> WHAT NEEDS TO BE DONE
Please copy the post on depression below word for word, starting at "My symptoms of" and ending at "this mental state.".

> SUPPLIED TEXT

My Depression

I HATE DEPRESSION…
My mental illness is anything but quiet. In spending a short time with me you would start noticing strange things. The first thing you might notice is my inability to leave my room. My boyfriend has had friends over several times before I met them. And I was home. I often wonder how he explains this to people. He probably tells people he’s trapped in this crazy hellhole with me against his will and to please help him escape! He’s the “Paul Sheldon” and I’m the “Annie Wilkes” in this scenario. In fact, my boyfriend has the ability to piss me off to the point where I could probably break his legs to keep him from escaping if he catches me in the wrong mood. (Perhaps that should be struck from this post)
My symptoms of Major Depressive Disorder are at times so severe it’s terrifying for me. I can only imagine how horrible it can be for him or anyone else in my little world. The symptoms are usually the same when I am in the throes of this mental state.
Lethargy
No appetite, or I eat everything in site.

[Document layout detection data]
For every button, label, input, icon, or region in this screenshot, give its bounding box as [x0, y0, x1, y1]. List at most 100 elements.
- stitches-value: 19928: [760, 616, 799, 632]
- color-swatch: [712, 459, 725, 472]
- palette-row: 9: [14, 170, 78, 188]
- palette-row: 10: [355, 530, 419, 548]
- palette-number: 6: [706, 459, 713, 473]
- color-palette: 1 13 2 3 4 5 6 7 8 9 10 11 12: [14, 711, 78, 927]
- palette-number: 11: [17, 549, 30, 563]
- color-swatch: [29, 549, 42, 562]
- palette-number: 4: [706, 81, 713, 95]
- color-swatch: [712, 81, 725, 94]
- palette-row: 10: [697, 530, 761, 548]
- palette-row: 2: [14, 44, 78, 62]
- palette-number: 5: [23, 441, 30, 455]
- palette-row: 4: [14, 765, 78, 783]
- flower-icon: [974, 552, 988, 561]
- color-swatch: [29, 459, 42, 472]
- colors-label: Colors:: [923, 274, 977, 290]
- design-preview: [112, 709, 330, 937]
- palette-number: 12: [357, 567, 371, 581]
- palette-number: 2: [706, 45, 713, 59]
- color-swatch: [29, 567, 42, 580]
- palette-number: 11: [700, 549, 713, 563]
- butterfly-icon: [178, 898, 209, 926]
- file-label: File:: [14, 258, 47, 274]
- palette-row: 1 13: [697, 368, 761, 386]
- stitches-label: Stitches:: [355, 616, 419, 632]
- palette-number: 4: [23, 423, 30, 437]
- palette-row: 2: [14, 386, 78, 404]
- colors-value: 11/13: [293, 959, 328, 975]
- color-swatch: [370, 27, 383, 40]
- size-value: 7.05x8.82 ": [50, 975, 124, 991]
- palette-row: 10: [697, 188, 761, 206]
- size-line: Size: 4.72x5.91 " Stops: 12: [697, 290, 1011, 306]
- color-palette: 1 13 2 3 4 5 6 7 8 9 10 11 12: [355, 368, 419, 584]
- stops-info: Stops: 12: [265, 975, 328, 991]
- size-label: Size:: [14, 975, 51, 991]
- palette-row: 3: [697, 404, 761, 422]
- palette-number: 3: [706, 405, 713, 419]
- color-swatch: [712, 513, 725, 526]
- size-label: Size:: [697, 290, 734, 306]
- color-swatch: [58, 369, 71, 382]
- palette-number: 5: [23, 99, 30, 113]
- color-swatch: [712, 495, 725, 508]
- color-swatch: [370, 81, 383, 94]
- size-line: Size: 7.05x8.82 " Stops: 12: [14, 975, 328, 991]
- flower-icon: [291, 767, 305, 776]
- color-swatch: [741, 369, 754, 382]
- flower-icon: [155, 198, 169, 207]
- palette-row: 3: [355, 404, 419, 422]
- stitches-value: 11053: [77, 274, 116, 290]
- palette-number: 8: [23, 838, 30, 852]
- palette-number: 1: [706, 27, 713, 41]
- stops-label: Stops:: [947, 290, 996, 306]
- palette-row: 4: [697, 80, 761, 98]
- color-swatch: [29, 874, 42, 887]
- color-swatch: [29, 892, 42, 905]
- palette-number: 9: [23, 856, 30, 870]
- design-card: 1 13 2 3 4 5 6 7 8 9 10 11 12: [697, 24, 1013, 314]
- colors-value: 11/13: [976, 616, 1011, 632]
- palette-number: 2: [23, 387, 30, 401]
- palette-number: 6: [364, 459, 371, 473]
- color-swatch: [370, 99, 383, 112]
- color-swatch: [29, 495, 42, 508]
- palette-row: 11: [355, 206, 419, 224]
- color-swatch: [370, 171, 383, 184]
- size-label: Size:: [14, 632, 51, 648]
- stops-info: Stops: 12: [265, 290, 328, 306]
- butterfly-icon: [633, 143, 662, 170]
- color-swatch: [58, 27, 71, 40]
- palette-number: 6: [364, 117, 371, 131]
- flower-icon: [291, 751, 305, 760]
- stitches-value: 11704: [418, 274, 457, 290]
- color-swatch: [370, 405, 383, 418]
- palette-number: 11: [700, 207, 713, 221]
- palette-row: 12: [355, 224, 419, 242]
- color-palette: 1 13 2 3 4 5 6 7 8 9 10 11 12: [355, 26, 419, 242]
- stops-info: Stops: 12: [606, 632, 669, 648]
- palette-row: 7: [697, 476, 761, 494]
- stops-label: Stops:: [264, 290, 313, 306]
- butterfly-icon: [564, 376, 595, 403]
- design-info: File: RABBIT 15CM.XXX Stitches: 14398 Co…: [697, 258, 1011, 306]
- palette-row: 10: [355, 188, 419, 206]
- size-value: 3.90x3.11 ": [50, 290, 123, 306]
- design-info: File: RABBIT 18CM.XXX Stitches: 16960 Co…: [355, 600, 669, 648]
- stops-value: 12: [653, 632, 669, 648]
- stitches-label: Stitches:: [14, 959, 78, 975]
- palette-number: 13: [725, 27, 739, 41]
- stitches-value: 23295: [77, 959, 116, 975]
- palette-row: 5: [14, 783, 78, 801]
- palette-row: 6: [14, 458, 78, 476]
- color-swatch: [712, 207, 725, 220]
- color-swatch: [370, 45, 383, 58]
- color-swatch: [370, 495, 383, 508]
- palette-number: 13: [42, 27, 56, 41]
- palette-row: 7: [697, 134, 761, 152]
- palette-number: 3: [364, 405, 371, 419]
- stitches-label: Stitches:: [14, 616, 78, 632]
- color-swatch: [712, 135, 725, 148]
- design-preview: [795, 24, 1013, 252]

> WRITTEN RESPONSE
My symptoms of Major Depressive Disorder are at times so severe it’s terrifying for me. I can only imagine how horrible it can be for him or anyone else in my little world. The symptoms are usually the same when I am in the throes of this mental state.